++++ LISTED RECORDS ++++
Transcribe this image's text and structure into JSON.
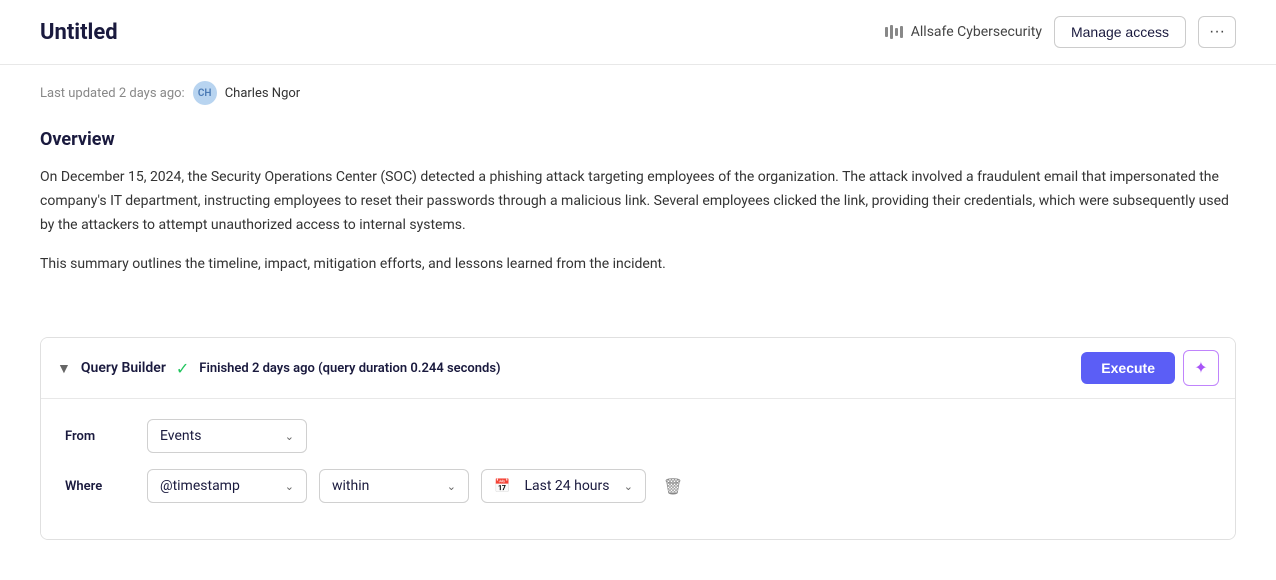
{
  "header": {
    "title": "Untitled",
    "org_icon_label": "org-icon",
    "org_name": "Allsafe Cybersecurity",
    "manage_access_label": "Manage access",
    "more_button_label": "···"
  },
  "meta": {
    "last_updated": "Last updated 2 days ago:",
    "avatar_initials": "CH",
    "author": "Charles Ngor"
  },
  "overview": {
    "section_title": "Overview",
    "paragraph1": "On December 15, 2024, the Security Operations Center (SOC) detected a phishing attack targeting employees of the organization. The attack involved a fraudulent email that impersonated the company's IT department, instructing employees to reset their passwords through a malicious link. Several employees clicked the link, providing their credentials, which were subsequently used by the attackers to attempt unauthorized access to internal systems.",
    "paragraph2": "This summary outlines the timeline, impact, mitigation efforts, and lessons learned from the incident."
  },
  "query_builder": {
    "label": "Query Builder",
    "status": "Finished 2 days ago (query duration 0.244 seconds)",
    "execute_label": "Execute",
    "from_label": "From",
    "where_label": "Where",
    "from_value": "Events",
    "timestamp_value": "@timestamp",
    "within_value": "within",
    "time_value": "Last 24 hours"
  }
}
++++
++++ LISTED RECORDS ++++
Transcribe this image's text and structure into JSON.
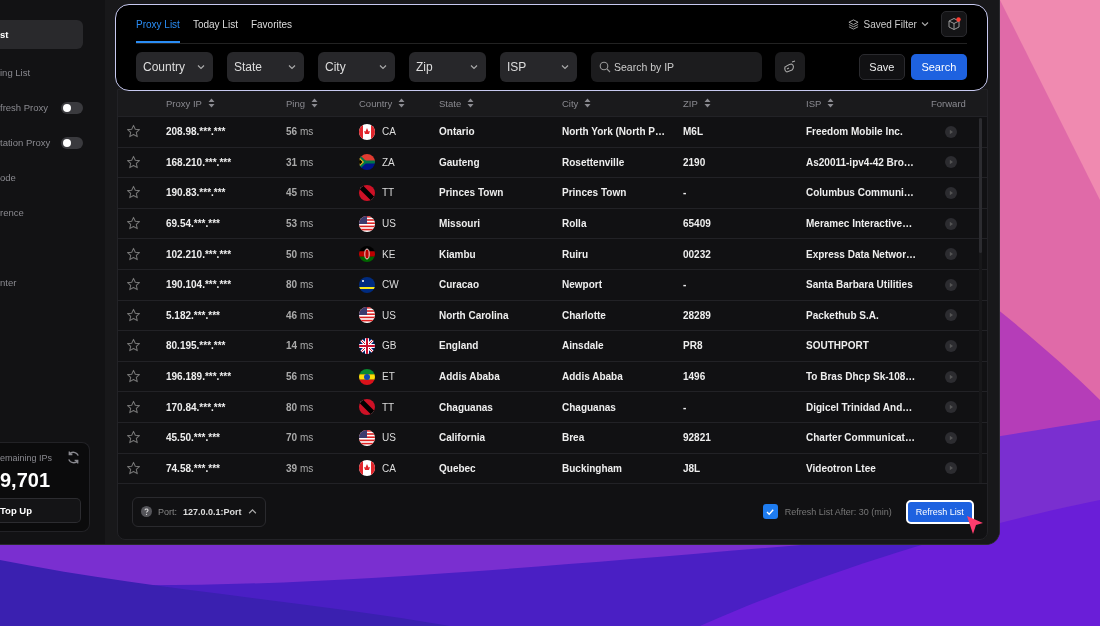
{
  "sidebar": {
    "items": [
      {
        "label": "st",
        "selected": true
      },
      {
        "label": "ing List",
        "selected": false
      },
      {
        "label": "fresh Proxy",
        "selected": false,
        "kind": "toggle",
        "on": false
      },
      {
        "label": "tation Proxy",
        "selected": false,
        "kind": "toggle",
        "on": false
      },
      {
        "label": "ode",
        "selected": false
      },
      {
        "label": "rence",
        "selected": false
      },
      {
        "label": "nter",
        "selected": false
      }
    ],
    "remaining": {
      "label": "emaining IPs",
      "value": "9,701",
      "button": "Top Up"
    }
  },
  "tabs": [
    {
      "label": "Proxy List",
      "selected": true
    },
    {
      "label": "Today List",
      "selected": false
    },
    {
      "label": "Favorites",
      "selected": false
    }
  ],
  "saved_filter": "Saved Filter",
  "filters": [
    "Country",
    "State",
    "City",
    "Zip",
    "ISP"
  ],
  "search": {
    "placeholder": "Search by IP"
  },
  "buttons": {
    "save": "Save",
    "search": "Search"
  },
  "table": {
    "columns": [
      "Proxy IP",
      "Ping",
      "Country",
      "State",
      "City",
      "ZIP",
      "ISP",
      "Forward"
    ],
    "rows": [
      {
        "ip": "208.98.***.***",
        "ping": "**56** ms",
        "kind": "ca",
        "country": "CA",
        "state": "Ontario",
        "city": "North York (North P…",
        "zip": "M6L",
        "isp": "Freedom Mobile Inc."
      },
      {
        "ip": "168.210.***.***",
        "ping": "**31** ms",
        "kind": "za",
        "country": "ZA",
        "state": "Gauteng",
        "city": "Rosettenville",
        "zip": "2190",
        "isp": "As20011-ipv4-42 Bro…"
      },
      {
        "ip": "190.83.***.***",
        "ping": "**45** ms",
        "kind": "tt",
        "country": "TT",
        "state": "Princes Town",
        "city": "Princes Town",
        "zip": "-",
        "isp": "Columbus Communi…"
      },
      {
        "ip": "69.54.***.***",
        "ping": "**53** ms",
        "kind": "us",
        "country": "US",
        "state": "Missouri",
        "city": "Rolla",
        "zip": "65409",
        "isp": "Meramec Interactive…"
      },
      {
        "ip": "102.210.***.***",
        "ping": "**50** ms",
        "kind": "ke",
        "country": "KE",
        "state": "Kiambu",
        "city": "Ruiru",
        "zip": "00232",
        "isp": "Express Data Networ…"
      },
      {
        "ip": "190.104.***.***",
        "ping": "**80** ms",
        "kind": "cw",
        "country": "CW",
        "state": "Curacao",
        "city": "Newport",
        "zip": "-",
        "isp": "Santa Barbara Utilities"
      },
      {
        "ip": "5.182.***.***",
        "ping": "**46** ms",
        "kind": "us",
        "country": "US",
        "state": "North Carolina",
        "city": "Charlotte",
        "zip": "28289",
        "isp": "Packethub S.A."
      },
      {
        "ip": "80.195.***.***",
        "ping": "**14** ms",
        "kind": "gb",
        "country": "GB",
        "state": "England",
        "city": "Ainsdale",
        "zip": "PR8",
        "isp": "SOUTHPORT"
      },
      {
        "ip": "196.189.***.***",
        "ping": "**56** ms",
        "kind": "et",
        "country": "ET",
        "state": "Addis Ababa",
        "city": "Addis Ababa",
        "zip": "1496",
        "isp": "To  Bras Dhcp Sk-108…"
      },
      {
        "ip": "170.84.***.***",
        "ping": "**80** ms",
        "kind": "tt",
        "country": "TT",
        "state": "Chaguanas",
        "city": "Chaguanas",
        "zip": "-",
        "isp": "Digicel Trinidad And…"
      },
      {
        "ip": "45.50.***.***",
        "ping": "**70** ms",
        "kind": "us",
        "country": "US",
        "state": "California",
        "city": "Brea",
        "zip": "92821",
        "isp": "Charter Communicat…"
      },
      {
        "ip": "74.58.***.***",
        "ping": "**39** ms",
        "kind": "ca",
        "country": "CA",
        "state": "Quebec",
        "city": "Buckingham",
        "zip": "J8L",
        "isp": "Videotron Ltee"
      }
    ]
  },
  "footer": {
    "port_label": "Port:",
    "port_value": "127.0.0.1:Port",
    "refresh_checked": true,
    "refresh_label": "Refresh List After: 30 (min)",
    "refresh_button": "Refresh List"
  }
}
++++
## [STATED GOAL]
Scan the data for the word "Last" and copy every line where it shows up.

## [FULL OUTPUT]
    "last_updated": "Last updated 2 days ago:",
    "time_value": "Last 24 hours"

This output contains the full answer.